-- Start of Records supplied --

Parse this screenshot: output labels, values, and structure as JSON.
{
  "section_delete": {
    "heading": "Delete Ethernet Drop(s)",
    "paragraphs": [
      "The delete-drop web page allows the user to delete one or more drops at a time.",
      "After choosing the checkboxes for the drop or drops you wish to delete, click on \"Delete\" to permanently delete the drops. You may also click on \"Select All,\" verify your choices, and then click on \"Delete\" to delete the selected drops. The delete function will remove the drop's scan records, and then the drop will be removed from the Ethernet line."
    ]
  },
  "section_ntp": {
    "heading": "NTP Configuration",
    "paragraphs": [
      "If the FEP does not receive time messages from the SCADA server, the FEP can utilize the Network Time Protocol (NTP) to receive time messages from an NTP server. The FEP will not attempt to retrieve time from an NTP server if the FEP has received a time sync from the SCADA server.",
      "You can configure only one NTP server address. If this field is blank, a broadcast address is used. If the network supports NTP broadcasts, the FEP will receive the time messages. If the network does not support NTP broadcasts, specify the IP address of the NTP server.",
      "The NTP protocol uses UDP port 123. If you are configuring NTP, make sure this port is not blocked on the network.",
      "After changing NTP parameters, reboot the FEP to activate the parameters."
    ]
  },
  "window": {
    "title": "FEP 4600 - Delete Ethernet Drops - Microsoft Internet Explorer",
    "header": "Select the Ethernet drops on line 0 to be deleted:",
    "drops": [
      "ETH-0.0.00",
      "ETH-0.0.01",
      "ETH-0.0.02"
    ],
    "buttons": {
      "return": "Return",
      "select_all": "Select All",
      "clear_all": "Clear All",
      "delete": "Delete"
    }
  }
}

-- End of Records supplied --

Working from the material above, retype it in its entirety without change.

Parse this screenshot: output labels, values, and structure as JSON.
{
  "section_delete": {
    "heading": "Delete Ethernet Drop(s)",
    "paragraphs": [
      "The delete-drop web page allows the user to delete one or more drops at a time.",
      "After choosing the checkboxes for the drop or drops you wish to delete, click on \"Delete\" to permanently delete the drops. You may also click on \"Select All,\" verify your choices, and then click on \"Delete\" to delete the selected drops. The delete function will remove the drop's scan records, and then the drop will be removed from the Ethernet line."
    ]
  },
  "section_ntp": {
    "heading": "NTP Configuration",
    "paragraphs": [
      "If the FEP does not receive time messages from the SCADA server, the FEP can utilize the Network Time Protocol (NTP) to receive time messages from an NTP server. The FEP will not attempt to retrieve time from an NTP server if the FEP has received a time sync from the SCADA server.",
      "You can configure only one NTP server address. If this field is blank, a broadcast address is used. If the network supports NTP broadcasts, the FEP will receive the time messages. If the network does not support NTP broadcasts, specify the IP address of the NTP server.",
      "The NTP protocol uses UDP port 123. If you are configuring NTP, make sure this port is not blocked on the network.",
      "After changing NTP parameters, reboot the FEP to activate the parameters."
    ]
  },
  "window": {
    "title": "FEP 4600 - Delete Ethernet Drops - Microsoft Internet Explorer",
    "header": "Select the Ethernet drops on line 0 to be deleted:",
    "drops": [
      "ETH-0.0.00",
      "ETH-0.0.01",
      "ETH-0.0.02"
    ],
    "buttons": {
      "return": "Return",
      "select_all": "Select All",
      "clear_all": "Clear All",
      "delete": "Delete"
    }
  }
}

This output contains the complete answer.